#### [Given exercise]
Retype the material word for word.

═════ Dataset records

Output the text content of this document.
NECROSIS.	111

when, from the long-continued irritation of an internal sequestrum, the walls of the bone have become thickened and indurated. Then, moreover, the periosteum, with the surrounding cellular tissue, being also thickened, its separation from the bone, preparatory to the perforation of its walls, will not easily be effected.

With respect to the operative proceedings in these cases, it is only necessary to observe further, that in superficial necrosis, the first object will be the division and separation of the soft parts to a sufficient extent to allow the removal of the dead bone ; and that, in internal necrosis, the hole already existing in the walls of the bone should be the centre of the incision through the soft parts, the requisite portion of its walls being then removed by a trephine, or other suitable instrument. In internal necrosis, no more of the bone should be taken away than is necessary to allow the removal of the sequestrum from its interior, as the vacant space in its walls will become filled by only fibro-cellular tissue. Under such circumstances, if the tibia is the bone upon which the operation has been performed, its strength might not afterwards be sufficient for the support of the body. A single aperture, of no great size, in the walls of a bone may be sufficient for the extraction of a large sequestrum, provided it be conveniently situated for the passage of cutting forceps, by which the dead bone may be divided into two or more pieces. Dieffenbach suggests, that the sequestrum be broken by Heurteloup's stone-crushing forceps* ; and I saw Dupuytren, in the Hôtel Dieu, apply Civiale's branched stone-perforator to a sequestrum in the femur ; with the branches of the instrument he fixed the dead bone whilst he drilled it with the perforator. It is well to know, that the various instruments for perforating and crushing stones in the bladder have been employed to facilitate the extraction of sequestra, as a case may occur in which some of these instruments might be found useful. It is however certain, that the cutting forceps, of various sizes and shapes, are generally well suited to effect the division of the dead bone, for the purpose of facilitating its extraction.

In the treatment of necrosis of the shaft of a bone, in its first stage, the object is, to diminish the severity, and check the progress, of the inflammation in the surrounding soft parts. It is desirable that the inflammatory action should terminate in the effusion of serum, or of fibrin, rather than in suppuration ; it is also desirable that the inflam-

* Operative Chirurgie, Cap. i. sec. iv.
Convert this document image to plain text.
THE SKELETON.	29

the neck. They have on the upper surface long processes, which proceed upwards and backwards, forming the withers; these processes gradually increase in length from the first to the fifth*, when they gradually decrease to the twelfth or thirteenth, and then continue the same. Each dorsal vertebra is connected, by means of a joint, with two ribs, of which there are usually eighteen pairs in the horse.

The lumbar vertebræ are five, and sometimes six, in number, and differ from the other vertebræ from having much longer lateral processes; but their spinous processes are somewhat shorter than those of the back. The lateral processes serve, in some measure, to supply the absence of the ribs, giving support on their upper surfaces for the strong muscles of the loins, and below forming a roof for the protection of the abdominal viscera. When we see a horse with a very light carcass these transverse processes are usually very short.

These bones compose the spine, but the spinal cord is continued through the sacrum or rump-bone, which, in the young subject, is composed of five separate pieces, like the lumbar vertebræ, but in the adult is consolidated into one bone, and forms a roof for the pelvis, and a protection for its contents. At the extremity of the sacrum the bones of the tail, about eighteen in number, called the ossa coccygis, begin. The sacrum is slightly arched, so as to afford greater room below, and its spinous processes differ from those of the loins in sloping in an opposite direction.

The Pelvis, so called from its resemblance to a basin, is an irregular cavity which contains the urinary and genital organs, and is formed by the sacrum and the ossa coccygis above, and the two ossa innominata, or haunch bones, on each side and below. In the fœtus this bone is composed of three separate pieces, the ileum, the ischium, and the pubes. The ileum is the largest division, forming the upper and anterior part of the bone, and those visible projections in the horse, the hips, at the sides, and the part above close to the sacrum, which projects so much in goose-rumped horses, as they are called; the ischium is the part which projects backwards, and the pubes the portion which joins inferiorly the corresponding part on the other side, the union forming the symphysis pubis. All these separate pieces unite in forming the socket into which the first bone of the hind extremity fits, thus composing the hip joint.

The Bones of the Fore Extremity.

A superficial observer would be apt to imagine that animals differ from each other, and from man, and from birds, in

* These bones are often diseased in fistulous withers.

══════════

#### [Correct answer]
Output the text content of this document.
NECROSIS.	111

when, from the long-continued irritation of an internal sequestrum, the walls of the bone have become thickened and indurated. Then, moreover, the periosteum, with the surrounding cellular tissue, being also thickened, its separation from the bone, preparatory to the perforation of its walls, will not easily be effected.

With respect to the operative proceedings in these cases, it is only necessary to observe further, that in superficial necrosis, the first object will be the division and separation of the soft parts to a sufficient extent to allow the removal of the dead bone ; and that, in internal necrosis, the hole already existing in the walls of the bone should be the centre of the incision through the soft parts, the requisite portion of its walls being then removed by a trephine, or other suitable instrument. In internal necrosis, no more of the bone should be taken away than is necessary to allow the removal of the sequestrum from its interior, as the vacant space in its walls will become filled by only fibro-cellular tissue. Under such circumstances, if the tibia is the bone upon which the operation has been performed, its strength might not afterwards be sufficient for the support of the body. A single aperture, of no great size, in the walls of a bone may be sufficient for the extraction of a large sequestrum, provided it be conveniently situated for the passage of cutting forceps, by which the dead bone may be divided into two or more pieces. Dieffenbach suggests, that the sequestrum be broken by Heurteloup's stone-crushing forceps* ; and I saw Dupuytren, in the Hôtel Dieu, apply Civiale's branched stone-perforator to a sequestrum in the femur ; with the branches of the instrument he fixed the dead bone whilst he drilled it with the perforator. It is well to know, that the various instruments for perforating and crushing stones in the bladder have been employed to facilitate the extraction of sequestra, as a case may occur in which some of these instruments might be found useful. It is however certain, that the cutting forceps, of various sizes and shapes, are generally well suited to effect the division of the dead bone, for the purpose of facilitating its extraction.

In the treatment of necrosis of the shaft of a bone, in its first stage, the object is, to diminish the severity, and check the progress, of the inflammation in the surrounding soft parts. It is desirable that the inflammatory action should terminate in the effusion of serum, or of fibrin, rather than in suppuration ; it is also desirable that the inflam-

* Operative Chirurgie, Cap. i. sec. iv.
Convert this document image to plain text.
THE SKELETON.	29

the neck. They have on the upper surface long processes, which proceed upwards and backwards, forming the withers; these processes gradually increase in length from the first to the fifth*, when they gradually decrease to the twelfth or thirteenth, and then continue the same. Each dorsal vertebra is connected, by means of a joint, with two ribs, of which there are usually eighteen pairs in the horse.

The lumbar vertebræ are five, and sometimes six, in number, and differ from the other vertebræ from having much longer lateral processes; but their spinous processes are somewhat shorter than those of the back. The lateral processes serve, in some measure, to supply the absence of the ribs, giving support on their upper surfaces for the strong muscles of the loins, and below forming a roof for the protection of the abdominal viscera. When we see a horse with a very light carcass these transverse processes are usually very short.

These bones compose the spine, but the spinal cord is continued through the sacrum or rump-bone, which, in the young subject, is composed of five separate pieces, like the lumbar vertebræ, but in the adult is consolidated into one bone, and forms a roof for the pelvis, and a protection for its contents. At the extremity of the sacrum the bones of the tail, about eighteen in number, called the ossa coccygis, begin. The sacrum is slightly arched, so as to afford greater room below, and its spinous processes differ from those of the loins in sloping in an opposite direction.

The Pelvis, so called from its resemblance to a basin, is an irregular cavity which contains the urinary and genital organs, and is formed by the sacrum and the ossa coccygis above, and the two ossa innominata, or haunch bones, on each side and below. In the fœtus this bone is composed of three separate pieces, the ileum, the ischium, and the pubes. The ileum is the largest division, forming the upper and anterior part of the bone, and those visible projections in the horse, the hips, at the sides, and the part above close to the sacrum, which projects so much in goose-rumped horses, as they are called; the ischium is the part which projects backwards, and the pubes the portion which joins inferiorly the corresponding part on the other side, the union forming the symphysis pubis. All these separate pieces unite in forming the socket into which the first bone of the hind extremity fits, thus composing the hip joint.

The Bones of the Fore Extremity.

A superficial observer would be apt to imagine that animals differ from each other, and from man, and from birds, in

* These bones are often diseased in fistulous withers.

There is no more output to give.